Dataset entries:
════════

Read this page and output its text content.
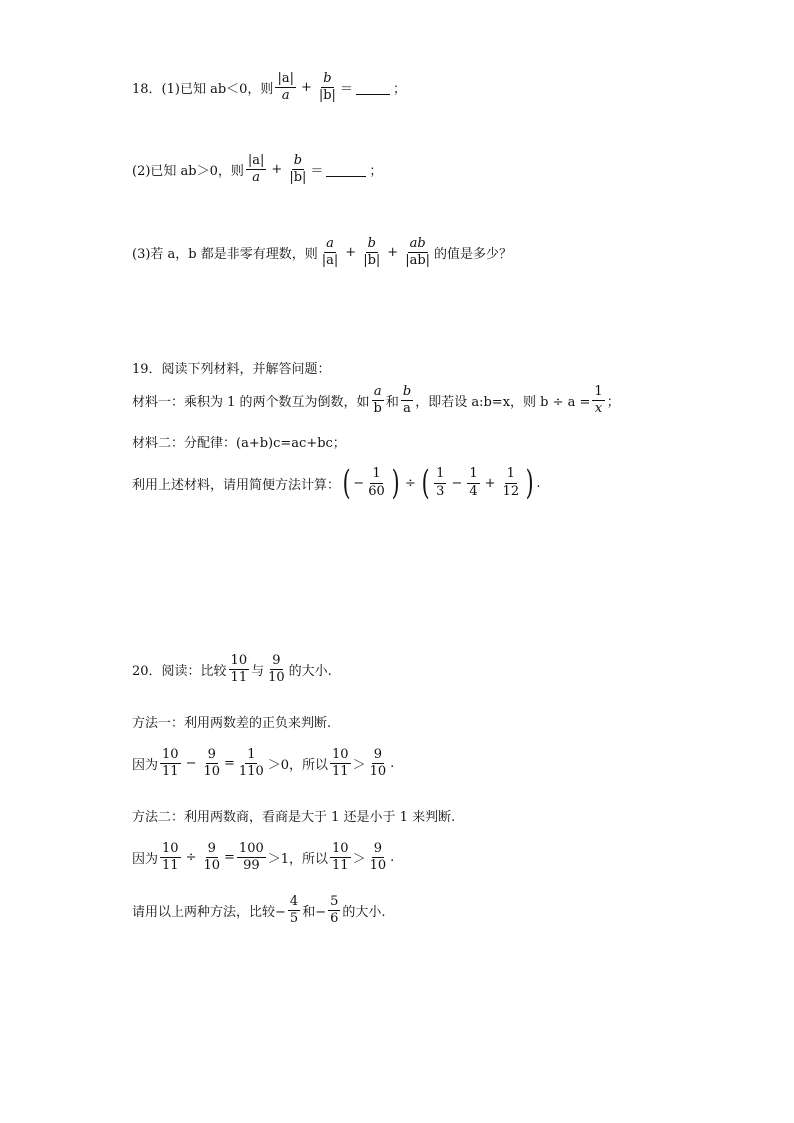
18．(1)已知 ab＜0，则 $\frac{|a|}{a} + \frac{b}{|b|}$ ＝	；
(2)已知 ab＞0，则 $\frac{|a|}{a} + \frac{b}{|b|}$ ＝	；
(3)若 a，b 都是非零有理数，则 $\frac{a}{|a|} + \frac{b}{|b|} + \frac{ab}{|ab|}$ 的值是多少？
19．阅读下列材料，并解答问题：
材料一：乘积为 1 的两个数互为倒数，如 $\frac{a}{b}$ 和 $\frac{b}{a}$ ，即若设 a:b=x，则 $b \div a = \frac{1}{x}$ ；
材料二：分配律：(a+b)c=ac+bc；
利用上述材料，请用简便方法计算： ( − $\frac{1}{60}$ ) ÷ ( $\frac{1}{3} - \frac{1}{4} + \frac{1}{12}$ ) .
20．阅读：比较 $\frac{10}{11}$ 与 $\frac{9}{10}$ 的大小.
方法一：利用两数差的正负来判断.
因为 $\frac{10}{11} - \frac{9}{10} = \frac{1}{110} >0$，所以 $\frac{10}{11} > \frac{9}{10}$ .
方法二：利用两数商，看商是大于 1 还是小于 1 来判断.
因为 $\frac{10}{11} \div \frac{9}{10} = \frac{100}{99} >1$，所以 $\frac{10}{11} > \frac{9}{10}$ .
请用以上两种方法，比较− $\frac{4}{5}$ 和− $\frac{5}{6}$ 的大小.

════════

▶ **Task goal**: Write the material out again exactly as it appears, dropping the pictures.

▶ **Solution to the problem**:
Read this page and output its text content.
18．(1)已知 ab＜0，则 $\frac{|a|}{a} + \frac{b}{|b|}$ ＝	；
(2)已知 ab＞0，则 $\frac{|a|}{a} + \frac{b}{|b|}$ ＝	；
(3)若 a，b 都是非零有理数，则 $\frac{a}{|a|} + \frac{b}{|b|} + \frac{ab}{|ab|}$ 的值是多少？
19．阅读下列材料，并解答问题：
材料一：乘积为 1 的两个数互为倒数，如 $\frac{a}{b}$ 和 $\frac{b}{a}$ ，即若设 a:b=x，则 $b \div a = \frac{1}{x}$ ；
材料二：分配律：(a+b)c=ac+bc；
利用上述材料，请用简便方法计算： ( − $\frac{1}{60}$ ) ÷ ( $\frac{1}{3} - \frac{1}{4} + \frac{1}{12}$ ) .
20．阅读：比较 $\frac{10}{11}$ 与 $\frac{9}{10}$ 的大小.
方法一：利用两数差的正负来判断.
因为 $\frac{10}{11} - \frac{9}{10} = \frac{1}{110} >0$，所以 $\frac{10}{11} > \frac{9}{10}$ .
方法二：利用两数商，看商是大于 1 还是小于 1 来判断.
因为 $\frac{10}{11} \div \frac{9}{10} = \frac{100}{99} >1$，所以 $\frac{10}{11} > \frac{9}{10}$ .
请用以上两种方法，比较− $\frac{4}{5}$ 和− $\frac{5}{6}$ 的大小.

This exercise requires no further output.